[BEGIN SELECTED EXCERPT]

## **Getting the Data** 

In [0]:
import pandas as pd

#Function to load full crash data
def load_crash_data(path="Full_Crash.csv"):
    return pd.read_csv(path)

#Function to save updated crash data after extracting useful features
def save_crash_data(data_frame):
    data_frame.to_csv('Updated_Crash_Data.csv', index=False)

In [0]:
#Open Full crash data file
crash_data = load_crash_data()
crash_data.info()

FileNotFoundError: ignored

In [0]:
crash_data.head()

In [0]:
#Create new table containing only useful features
new_crash_data = crash_data[['Carspeedlimit','Alcohol_Notalcohol', 'DAY_OF_WEEK', 'NIGHT', 'Weather_Condition', 'Young_Notyoung', 'Light_Condition', 'INTERSECTION_TYPE', 'Collision_Type', 'Time_Slicing_Used', 'RURALURBANDESC']].copy()

In [0]:
new_crash_data.head(5)

In [0]:
#check for incomplete rows
incomplete_rows = new_crash_data[new_crash_data.isnull().any(axis=1)].head()

[END SELECTED EXCERPT]
[BEGIN RECORD EXCERPTS]

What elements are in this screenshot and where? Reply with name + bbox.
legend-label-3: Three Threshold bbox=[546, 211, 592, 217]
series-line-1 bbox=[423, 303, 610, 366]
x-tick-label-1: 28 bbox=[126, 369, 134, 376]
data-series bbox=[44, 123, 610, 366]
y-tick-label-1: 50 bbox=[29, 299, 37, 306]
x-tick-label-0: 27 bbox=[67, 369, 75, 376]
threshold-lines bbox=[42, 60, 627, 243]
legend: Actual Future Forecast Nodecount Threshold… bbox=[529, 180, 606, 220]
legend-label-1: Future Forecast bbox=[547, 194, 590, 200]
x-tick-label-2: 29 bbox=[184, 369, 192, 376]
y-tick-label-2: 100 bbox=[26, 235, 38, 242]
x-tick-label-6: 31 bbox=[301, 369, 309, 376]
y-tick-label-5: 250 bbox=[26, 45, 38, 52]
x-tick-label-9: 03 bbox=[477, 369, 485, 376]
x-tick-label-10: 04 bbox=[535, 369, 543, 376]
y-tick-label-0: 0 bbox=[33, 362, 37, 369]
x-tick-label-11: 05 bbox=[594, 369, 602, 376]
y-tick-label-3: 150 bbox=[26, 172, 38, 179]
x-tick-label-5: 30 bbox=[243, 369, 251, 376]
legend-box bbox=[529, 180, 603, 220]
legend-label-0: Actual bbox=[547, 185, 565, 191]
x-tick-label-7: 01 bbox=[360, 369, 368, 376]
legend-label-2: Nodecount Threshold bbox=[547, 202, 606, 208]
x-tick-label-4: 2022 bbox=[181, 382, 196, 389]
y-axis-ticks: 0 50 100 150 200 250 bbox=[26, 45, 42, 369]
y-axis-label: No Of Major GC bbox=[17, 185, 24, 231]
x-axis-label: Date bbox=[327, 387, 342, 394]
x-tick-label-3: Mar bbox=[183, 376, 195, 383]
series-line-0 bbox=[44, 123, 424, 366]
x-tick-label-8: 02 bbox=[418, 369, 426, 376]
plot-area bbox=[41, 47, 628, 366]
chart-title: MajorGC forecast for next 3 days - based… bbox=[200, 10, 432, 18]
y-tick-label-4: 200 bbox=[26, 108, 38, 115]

[END RECORD EXCERPTS]

JOBS:
**A)** Summarize the crash data notebook in two sentences.
**B)** Continue the crash data notebook from the point where it ends.

TASK RESULTS:
**A)** The notebook imports pandas and defines one function that loads the crash data from "Full_Crash.csv" and another that saves updated data to "Updated_Crash_Data.csv" without the index. It then opens the full crash data, which produces a FileNotFoundError, copies eleven selected features such as the speed limit, weather condition, light condition, and collision type into a new table, and looks for rows with missing values.

**B)**
incomplete_rows


In [0]:
#Only 5 rows have Null values so just drop them from dataset
crash_cleaned = new_crash_data.dropna(subset=["Carspeedlimit"]) 

In [0]:
incomplete_rows = crash_cleaned[new_crash_data.isnull().any(axis=1)].head()
incomplete_rows

In [0]:
#Save new dataframe into csv_file so Full_Crash doesn't need to be opened
save_crash_data(crash_cleaned)

## **Data Visualization**

In [0]:
lng_lat = crash_data[['X', 'Y', 'Carspeedlimit']].copy()
lng_lat.head

In [0]:
#Drop Null values from dataset
lng_lat_prepared = lng_lat.dropna()

In [0]:
lng_lat_prepared.info

The first map of the datapoints show the Longitude and Latitude of the points. Noticably, there is a high concentration of points around major cities and roadways.

In [0]:
lng_lat_prepared.plot(kind='scatter', x='X', y='Y', alpha = 0.1,
            figsize=(10,4))

plt.xlabel('Longitude')
plt.ylabel('Latitude')
plt.title('Crash Crashes in Virginia')

plt.show()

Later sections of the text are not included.